— Exercise set —
1/ Quote the passage about riding bus No. 4 in Beirut word for word, starting at "The only empty" and stopping after "onto the backseat.".
2/ Answer these questions using the passage about riding bus No. 4 in Beirut:
(a) At which roundabout did the writer wait for the bus the first time?
(b) Where was the writer trying to get to that day?
(c) What has the driver put opposite the first row to fit extra passengers?
3/ Continue the passage about riding bus No. 4 in Beirut, picking up right after its last sentence.

** Start Passage to read **

At other times, bogged down in yet another traffic jam along Spears Street or at the Mar Mikhael Church intersection, the city lies motionless around you like a massive, panting beast. You finally have time to take a closer look at your surroundings. Maybe you can pick up again, if only for a fleeting moment, the fragile thread that ties all of these disparate places together into one city: Dahiyeh, Ain el Remmaneh, Chiah, Badaro, Ras el Naba’, Basta, Bachoura, Monot, Downtown, Hamra.
All the while, the beast exhales its intoxicating fumes into your lungs, and you wonder how anyone manages to stay sane in the midst of this cacophony of car horns, roaring engines, and oppressive heat.
The first time I used ra’m arb’a, bus No. 4, was on a grey, rainy day in December, when I was trying to get to university in Hamra. I stood by the side of the road on the Tayouneh roundabout, paying close attention to the vehicles driving past. Various routes intersect at this roundabout, and I had to make sure to flag down a mini-van with large 4s displayed on its sides and windshield. I noticed one paused on the side of the road and rushed towards it, hoping to get a seat somewhere in the middle or even on the front bench (or better yet, in the driver’s compartment).
The only empty seat I could spot in the cramped van was all the way in the back. Half way through my stumble down the narrow aisle, the impatient cars behind us began to honk. Someone slammed the door shut, the driver stepped on the gas, and I was mercilessly catapulted onto the backseat.
No less intriguing than the city flashing past outside the van is the diversity of people gathered inside. As chaotic as the whole experience felt the first time around, I soon learned that the vans are in fact mobile microcosms of Lebanese society racing through the city – with all of the rules, expectations and meanings of the world outside. Gender, class, race, religion and age all play an important role in structuring the interior space of the van and the interactions that take place within it.
I find myself seated thigh-to-thigh, elbow-to-elbow and shoulder-to-shoulder with two complete strangers. A girl wearing a red hijab and matching long-sleeved shirt to my right, and to my left, a man who doesn’t quite look Lebanese, dressed in a janitor’s uniform. The cramped space of the van causes one to quite literally connect with people in ways that don’t often happen anywhere else in the city. But appearances make for very rough and stereotypical indicators of identity, and actual conversations between strangers are scarce. Just like the girl next to me, I pull out my cellphone and, for a while at least, pretend to be deeply engaged in whatever floats by on the screen: an accepted, increasingly expected, attempt to withdraw from the social.
While the van is driving underneath the Barbir intersection, a young woman seated on the first bench gives up her more comfortable seat to an older woman who has just entered the van. She instead sits on the narrow wooden plank that the driver has installed opposite the first row to accommodate extra passengers (and, of course, make more money – this is business after all). Suddenly the van, and all of us in it, swerves across the street, slows down and comes to a brief halt. Another passenger, a South Asian woman, enters and sits next to the young lady on the improvised wooden bench. While the younger and older women had exchanged a few polite words when they entered, this new woman says nothing and is not spoken to.

** End Passage to read **
** Start Given data **

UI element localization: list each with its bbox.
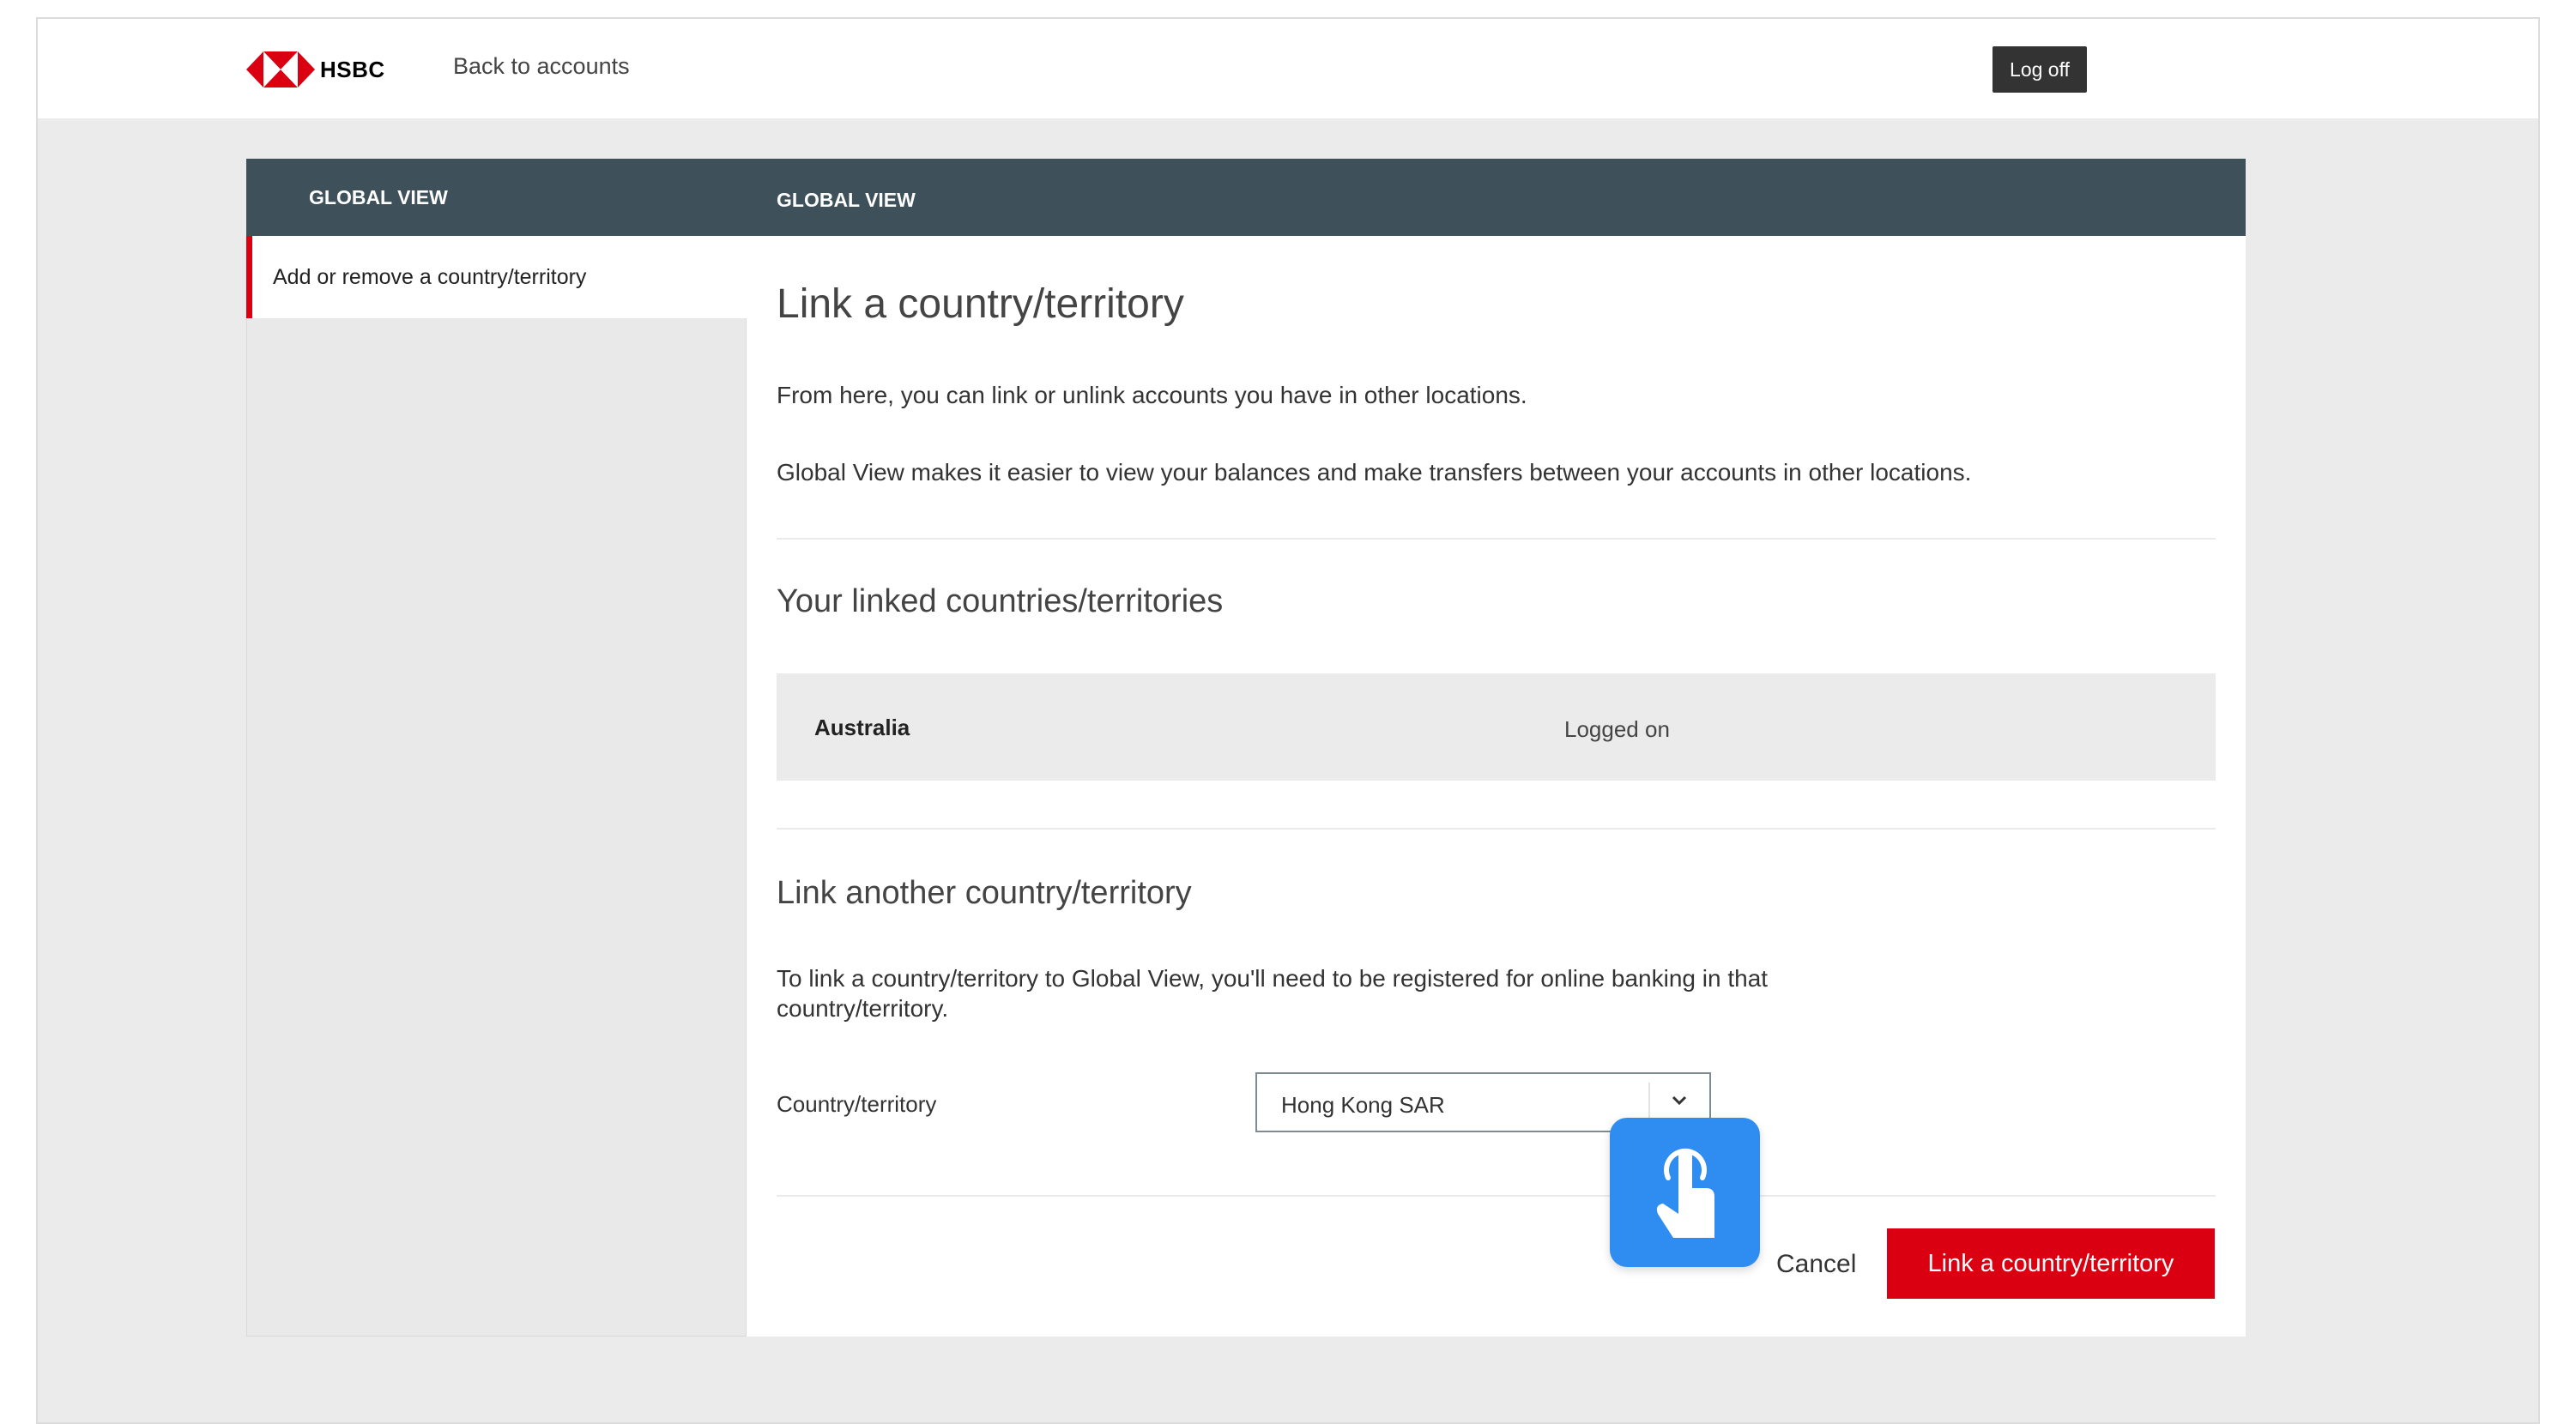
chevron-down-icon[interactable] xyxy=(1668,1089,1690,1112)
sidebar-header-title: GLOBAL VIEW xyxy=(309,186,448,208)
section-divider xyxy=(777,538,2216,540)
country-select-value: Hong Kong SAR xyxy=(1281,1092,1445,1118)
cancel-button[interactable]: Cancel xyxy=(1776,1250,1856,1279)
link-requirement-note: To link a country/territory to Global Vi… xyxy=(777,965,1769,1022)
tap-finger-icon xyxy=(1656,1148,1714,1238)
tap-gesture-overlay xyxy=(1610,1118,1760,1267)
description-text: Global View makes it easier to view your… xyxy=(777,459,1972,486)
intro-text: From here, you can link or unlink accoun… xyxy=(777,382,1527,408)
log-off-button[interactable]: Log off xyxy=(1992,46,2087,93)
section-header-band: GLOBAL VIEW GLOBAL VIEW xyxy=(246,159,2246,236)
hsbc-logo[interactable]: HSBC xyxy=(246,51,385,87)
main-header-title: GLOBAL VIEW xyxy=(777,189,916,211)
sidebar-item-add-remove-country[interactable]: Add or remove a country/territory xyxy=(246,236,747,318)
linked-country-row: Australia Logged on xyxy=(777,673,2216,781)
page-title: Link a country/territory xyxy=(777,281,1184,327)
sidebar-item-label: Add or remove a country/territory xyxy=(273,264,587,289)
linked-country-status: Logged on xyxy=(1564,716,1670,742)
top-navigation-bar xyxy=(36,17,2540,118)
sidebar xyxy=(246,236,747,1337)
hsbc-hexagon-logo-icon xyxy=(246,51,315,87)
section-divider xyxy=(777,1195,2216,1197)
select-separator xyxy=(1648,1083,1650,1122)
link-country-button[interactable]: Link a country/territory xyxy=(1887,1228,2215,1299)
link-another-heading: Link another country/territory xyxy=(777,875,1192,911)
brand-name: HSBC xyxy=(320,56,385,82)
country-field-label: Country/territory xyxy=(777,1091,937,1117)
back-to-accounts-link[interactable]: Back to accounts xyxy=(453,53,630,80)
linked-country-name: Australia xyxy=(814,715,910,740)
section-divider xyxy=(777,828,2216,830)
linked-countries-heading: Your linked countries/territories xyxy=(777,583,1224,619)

** End Given data **
** Start Given data **

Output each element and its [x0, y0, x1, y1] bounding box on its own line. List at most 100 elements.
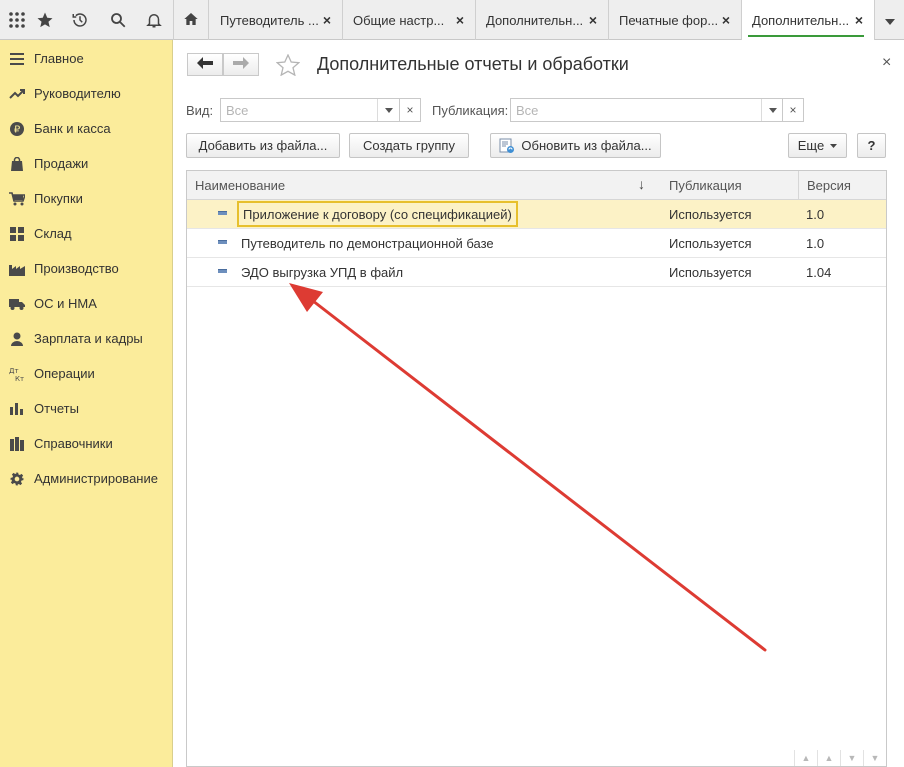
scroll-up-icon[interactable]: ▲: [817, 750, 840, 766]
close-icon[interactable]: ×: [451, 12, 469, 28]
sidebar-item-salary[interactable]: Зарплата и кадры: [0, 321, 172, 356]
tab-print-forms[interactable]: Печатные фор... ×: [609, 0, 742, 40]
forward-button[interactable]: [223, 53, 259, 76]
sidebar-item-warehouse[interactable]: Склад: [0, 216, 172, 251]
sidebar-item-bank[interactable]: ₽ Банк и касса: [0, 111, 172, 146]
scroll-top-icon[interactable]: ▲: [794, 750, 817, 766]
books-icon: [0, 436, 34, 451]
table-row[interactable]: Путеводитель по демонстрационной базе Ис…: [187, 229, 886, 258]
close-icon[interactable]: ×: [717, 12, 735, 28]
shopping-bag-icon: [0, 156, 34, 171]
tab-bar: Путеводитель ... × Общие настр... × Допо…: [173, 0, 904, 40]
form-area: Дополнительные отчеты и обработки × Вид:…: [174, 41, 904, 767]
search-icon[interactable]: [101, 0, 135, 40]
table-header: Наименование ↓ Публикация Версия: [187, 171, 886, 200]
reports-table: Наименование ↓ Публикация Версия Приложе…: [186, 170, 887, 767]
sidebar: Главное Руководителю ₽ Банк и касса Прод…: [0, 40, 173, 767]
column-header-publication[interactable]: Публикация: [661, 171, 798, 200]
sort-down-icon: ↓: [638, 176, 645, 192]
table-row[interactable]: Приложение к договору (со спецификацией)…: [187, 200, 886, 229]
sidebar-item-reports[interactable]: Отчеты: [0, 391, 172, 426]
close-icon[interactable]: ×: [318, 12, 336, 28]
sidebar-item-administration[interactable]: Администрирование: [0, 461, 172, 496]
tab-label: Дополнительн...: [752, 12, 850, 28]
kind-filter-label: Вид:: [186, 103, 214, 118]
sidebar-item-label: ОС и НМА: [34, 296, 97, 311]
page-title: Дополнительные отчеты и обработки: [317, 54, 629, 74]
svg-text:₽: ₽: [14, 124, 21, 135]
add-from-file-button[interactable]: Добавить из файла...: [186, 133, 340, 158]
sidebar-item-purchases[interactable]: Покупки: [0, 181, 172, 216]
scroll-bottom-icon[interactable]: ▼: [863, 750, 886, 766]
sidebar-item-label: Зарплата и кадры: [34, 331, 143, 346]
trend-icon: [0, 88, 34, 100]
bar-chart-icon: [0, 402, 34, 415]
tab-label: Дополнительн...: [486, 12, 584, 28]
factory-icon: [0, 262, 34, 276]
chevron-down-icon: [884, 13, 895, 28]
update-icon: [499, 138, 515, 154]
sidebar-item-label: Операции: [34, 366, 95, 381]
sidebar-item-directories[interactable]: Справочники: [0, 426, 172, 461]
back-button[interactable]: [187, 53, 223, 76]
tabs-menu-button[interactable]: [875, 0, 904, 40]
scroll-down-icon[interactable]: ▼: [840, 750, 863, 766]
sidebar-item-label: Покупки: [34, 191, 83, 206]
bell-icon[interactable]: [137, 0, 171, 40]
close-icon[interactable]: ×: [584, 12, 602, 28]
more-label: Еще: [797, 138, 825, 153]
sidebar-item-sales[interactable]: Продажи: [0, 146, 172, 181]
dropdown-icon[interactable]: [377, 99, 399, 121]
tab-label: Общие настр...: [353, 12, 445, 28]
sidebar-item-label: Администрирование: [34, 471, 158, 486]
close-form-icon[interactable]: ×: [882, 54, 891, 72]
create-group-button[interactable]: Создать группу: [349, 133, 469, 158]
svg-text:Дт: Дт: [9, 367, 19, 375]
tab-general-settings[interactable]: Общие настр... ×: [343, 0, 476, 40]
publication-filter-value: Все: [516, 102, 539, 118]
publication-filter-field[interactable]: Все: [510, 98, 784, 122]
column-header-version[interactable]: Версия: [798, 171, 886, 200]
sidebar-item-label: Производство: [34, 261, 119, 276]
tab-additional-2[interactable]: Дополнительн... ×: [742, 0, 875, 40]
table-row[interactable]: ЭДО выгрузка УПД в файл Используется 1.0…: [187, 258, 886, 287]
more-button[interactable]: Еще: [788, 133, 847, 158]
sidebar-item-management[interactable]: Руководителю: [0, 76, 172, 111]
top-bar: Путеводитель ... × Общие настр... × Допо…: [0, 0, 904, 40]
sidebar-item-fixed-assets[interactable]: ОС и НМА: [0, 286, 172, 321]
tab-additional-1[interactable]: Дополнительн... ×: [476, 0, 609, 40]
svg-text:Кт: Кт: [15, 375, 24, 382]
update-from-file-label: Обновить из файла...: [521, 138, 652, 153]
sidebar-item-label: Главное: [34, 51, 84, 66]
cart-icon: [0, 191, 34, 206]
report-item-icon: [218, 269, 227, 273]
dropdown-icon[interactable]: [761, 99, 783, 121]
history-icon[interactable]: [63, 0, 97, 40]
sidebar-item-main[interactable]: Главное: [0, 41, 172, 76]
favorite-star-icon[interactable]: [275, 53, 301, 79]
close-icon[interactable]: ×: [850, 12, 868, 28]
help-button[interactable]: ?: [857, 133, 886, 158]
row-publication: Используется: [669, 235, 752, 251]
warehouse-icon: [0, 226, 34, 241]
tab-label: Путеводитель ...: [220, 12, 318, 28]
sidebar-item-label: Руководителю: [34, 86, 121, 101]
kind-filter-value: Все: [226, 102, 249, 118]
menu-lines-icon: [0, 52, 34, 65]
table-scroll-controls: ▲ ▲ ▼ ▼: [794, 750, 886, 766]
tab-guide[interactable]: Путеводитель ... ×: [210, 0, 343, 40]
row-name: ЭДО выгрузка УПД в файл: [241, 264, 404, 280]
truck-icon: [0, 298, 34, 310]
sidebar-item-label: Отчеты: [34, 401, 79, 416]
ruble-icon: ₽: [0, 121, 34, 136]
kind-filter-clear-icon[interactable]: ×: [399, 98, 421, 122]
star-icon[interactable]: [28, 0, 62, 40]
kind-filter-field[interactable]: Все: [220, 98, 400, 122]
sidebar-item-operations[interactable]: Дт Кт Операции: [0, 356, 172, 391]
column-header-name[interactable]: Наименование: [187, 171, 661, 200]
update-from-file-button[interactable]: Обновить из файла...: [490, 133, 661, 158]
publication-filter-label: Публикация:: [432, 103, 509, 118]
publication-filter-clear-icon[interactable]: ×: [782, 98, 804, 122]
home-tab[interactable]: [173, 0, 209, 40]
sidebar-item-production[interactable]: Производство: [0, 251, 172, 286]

** End Given data **
** Start Given data **

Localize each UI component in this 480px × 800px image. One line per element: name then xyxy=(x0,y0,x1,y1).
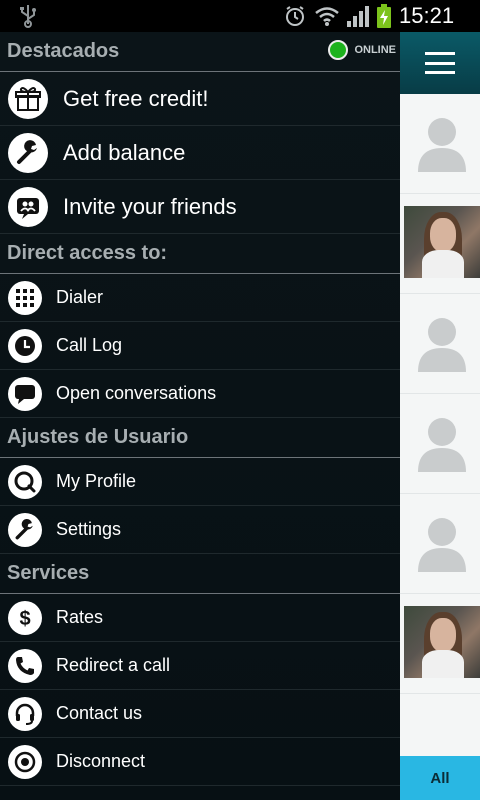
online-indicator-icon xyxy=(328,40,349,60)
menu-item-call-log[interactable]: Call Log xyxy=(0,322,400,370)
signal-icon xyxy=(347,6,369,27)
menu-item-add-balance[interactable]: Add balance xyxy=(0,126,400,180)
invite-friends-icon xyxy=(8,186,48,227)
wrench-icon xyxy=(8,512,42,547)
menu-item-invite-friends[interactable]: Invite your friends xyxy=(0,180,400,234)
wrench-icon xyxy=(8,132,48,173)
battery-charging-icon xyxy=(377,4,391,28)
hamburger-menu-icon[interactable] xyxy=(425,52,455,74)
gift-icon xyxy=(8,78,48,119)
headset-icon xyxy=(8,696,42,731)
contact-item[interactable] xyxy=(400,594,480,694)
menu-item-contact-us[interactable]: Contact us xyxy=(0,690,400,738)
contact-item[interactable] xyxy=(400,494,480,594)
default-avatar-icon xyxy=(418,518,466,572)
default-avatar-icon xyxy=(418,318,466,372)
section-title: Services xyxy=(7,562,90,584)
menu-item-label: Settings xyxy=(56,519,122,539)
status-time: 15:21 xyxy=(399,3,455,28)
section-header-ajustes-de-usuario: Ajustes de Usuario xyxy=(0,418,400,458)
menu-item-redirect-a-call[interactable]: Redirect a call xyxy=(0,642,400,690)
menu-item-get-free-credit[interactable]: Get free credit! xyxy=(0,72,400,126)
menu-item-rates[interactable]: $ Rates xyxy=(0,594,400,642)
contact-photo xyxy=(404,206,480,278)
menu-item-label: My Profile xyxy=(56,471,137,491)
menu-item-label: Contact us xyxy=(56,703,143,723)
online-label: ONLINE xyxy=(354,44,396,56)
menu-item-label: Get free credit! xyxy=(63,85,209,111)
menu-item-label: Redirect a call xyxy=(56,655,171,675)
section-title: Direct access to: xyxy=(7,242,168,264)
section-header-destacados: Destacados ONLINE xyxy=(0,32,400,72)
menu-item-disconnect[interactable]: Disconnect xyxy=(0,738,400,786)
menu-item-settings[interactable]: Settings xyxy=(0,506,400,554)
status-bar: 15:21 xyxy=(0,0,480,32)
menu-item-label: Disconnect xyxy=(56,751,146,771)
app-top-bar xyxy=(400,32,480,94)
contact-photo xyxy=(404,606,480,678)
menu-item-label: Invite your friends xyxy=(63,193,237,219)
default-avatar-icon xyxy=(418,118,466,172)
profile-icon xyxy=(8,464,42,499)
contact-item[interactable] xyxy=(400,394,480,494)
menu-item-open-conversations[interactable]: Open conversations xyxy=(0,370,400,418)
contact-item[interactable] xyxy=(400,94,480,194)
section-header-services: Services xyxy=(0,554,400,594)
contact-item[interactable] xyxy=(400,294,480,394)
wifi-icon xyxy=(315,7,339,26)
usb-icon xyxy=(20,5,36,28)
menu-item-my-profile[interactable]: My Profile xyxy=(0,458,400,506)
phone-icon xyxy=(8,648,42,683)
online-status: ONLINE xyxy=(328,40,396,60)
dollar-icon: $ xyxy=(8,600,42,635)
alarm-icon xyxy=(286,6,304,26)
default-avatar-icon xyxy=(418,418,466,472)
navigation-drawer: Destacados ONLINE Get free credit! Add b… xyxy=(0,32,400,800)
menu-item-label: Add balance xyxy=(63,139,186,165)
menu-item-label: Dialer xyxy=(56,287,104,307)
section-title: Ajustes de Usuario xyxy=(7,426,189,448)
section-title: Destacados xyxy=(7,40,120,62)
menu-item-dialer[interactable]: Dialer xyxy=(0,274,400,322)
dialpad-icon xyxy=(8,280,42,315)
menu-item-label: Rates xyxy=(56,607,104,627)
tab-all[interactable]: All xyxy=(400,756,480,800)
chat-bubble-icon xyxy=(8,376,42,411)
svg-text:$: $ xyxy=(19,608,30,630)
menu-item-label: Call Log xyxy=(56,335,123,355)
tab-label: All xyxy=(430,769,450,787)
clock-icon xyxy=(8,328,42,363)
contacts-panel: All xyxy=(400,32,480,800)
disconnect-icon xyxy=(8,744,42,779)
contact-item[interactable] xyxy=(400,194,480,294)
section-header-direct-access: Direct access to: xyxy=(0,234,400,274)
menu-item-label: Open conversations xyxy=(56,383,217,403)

** End Given data **

— Task responses —
1/
The only empty seat I could spot in the cramped van was all the way in the back. Half way through my stumble down the narrow aisle, the impatient cars behind us began to honk. Someone slammed the door shut, the driver stepped on the gas, and I was mercilessly catapulted onto the backseat.

2/
(a) The Tayouneh roundabout.
(b) University in Hamra.
(c) A narrow wooden plank.

3/
Behind her, I can see three men sitting in the driver’s compartment. The driver seems a bit younger than the man sitting in the middle, who is definitely much older than the man sitting to his right. As I come to learn in my subsequent years of using this route, this is very unusual. The arrangement indicates that the younger man entered the van after the hajji seated in the middle, practically forcing a dignified man triple his age to move over to the left and slide – reluctantly, hesitantly, maybe even painfully – into the (very) uncomfortable middle seat. This is the narrowest spot in the van: wedged between the driver and the young man, cramped between the elevated seat and the ceiling, head bent down, the driver’s gear-stick awkwardly positioned between his knees.
I slide the window open a little, and with my arm leaning on the cold metal window frame, I close my eyes and let the wind rush against my face. It’s quiet in the van, and there isn’t much noise outside either. I listen to the city float past, against the background of the driver’s poor choice of cheesy holiday cheer. “Last Christmas I gave you my heart…”
I can hear the boys from the road-side cafés on the left yelling. Our driver slows down (but never really stops) as one of the boys runs inside, only to be back in no time with a fresh espresso. After paying the boy through his open window, the driver steps on the gas again. Up until this point, the route has traced the Green Line almost exactly, but this is perhaps one of its most infamous parts.
Bullet-ridden buildings frame us on both sides: left and right, “Shiite” Bachoura and “Christian” Monot. Driving along this part of the route, I often find myself wondering if the decades of violence perhaps somehow determined the routes these vans (and everybody else) takes through the city – I mean, they must have. Some friends of mine, for example, refuse to take the new highway towards the airport that runs through Beirut’s southern suburbs, and instead choose an alternative route which takes considerably more time but runs through – what is for them – familiar territory. I can imagine that similar forces were at play in the historical formation of route No. 4. For now, however, this spot along the Green Line is just our driver’s caffeine-stop.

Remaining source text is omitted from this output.